━━━━━ Data section

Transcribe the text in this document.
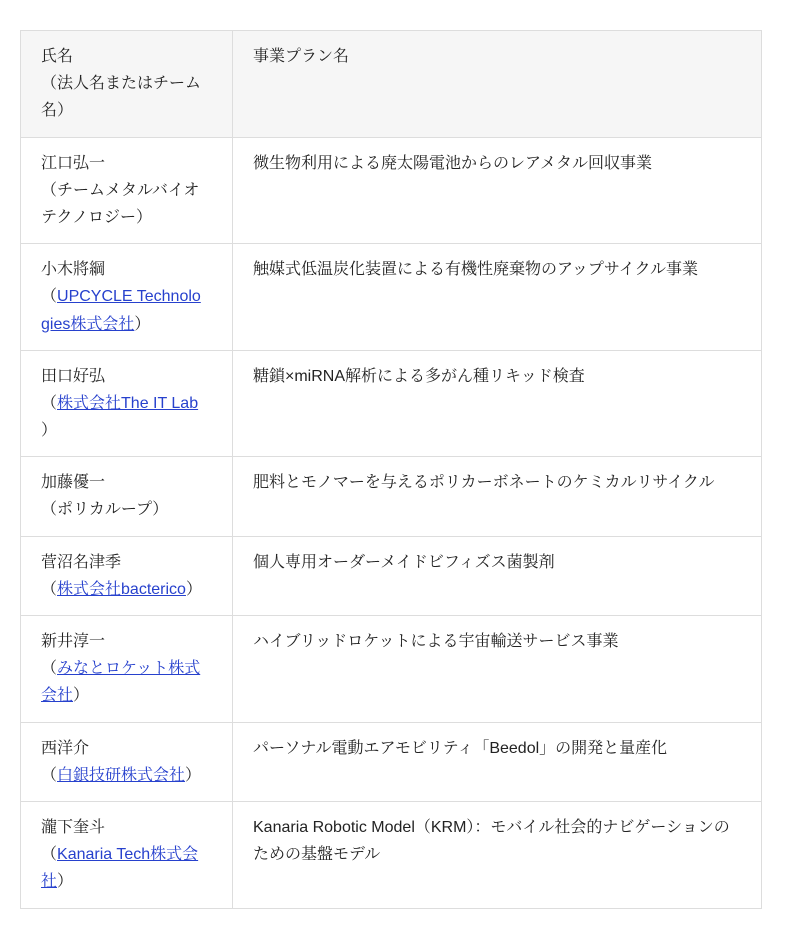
氏名
（法人名またはチーム名）	事業プラン名
江口弘一
（チームメタルバイオテクノロジー）	微生物利用による廃太陽電池からのレアメタル回収事業
小木將綱
（UPCYCLE Technologies株式会社）	触媒式低温炭化装置による有機性廃棄物のアップサイクル事業
田口好弘
（株式会社The IT Lab）	糖鎖×miRNA解析による多がん種リキッド検査
加藤優一
（ポリカループ）	肥料とモノマーを与えるポリカーボネートのケミカルリサイクル
菅沼名津季
（株式会社bacterico）	個人専用オーダーメイドビフィズス菌製剤
新井淳一
（みなとロケット株式会社）	ハイブリッドロケットによる宇宙輸送サービス事業
西洋介
（白銀技研株式会社）	パーソナル電動エアモビリティ「Beedol」の開発と量産化
瀧下奎斗
（Kanaria Tech株式会社）	Kanaria Robotic Model（KRM）：モバイル社会的ナビゲーションのための基盤モデル
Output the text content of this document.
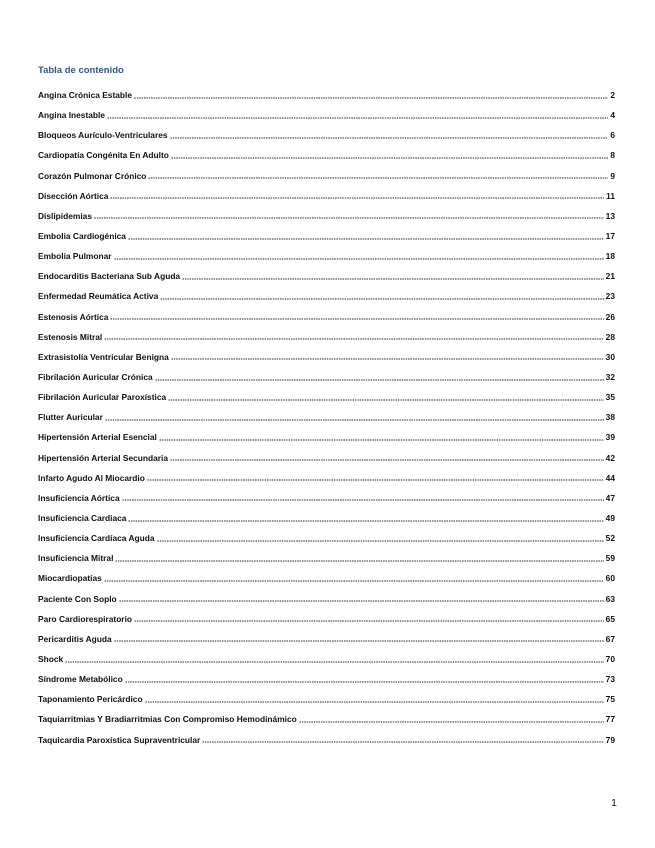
Tabla de contenido
Angina Crónica Estable	2
Angina Inestable	4
Bloqueos Aurículo-Ventriculares	6
Cardiopatía Congénita En Adulto	8
Corazón Pulmonar Crónico	9
Disección Aórtica	11
Dislipidemias	13
Embolia Cardiogénica	17
Embolia Pulmonar	18
Endocarditis Bacteriana Sub Aguda	21
Enfermedad Reumática Activa	23
Estenosis Aórtica	26
Estenosis Mitral	28
Extrasistolía Ventricular Benigna	30
Fibrilación Auricular Crónica	32
Fibrilación Auricular Paroxística	35
Flutter Auricular	38
Hipertensión Arterial Esencial	39
Hipertensión Arterial Secundaria	42
Infarto Agudo Al Miocardio	44
Insuficiencia Aórtica	47
Insuficiencia Cardiaca	49
Insuficiencia Cardíaca Aguda	52
Insuficiencia Mitral	59
Miocardiopatías	60
Paciente Con Soplo	63
Paro Cardiorespiratorio	65
Pericarditis Aguda	67
Shock	70
Síndrome Metabólico	73
Taponamiento Pericárdico	75
Taquiarritmias Y Bradiarritmias Con Compromiso Hemodinámico	77
Taquicardia Paroxística Supraventricular	79
1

━━━━━━━━━━

### What is required
When you give the entries again, keep them exact and omit any picture they contain.

### Answer
Transcribe the text in this document.
氏名
（法人名またはチーム名）	事業プラン名
江口弘一
（チームメタルバイオテクノロジー）	微生物利用による廃太陽電池からのレアメタル回収事業
小木將綱
（UPCYCLE Technologies株式会社）	触媒式低温炭化装置による有機性廃棄物のアップサイクル事業
田口好弘
（株式会社The IT Lab）	糖鎖×miRNA解析による多がん種リキッド検査
加藤優一
（ポリカループ）	肥料とモノマーを与えるポリカーボネートのケミカルリサイクル
菅沼名津季
（株式会社bacterico）	個人専用オーダーメイドビフィズス菌製剤
新井淳一
（みなとロケット株式会社）	ハイブリッドロケットによる宇宙輸送サービス事業
西洋介
（白銀技研株式会社）	パーソナル電動エアモビリティ「Beedol」の開発と量産化
瀧下奎斗
（Kanaria Tech株式会社）	Kanaria Robotic Model（KRM）：モバイル社会的ナビゲーションのための基盤モデル
Output the text content of this document.
Tabla de contenido
Angina Crónica Estable	2
Angina Inestable	4
Bloqueos Aurículo-Ventriculares	6
Cardiopatía Congénita En Adulto	8
Corazón Pulmonar Crónico	9
Disección Aórtica	11
Dislipidemias	13
Embolia Cardiogénica	17
Embolia Pulmonar	18
Endocarditis Bacteriana Sub Aguda	21
Enfermedad Reumática Activa	23
Estenosis Aórtica	26
Estenosis Mitral	28
Extrasistolía Ventricular Benigna	30
Fibrilación Auricular Crónica	32
Fibrilación Auricular Paroxística	35
Flutter Auricular	38
Hipertensión Arterial Esencial	39
Hipertensión Arterial Secundaria	42
Infarto Agudo Al Miocardio	44
Insuficiencia Aórtica	47
Insuficiencia Cardiaca	49
Insuficiencia Cardíaca Aguda	52
Insuficiencia Mitral	59
Miocardiopatías	60
Paciente Con Soplo	63
Paro Cardiorespiratorio	65
Pericarditis Aguda	67
Shock	70
Síndrome Metabólico	73
Taponamiento Pericárdico	75
Taquiarritmias Y Bradiarritmias Con Compromiso Hemodinámico	77
Taquicardia Paroxística Supraventricular	79
1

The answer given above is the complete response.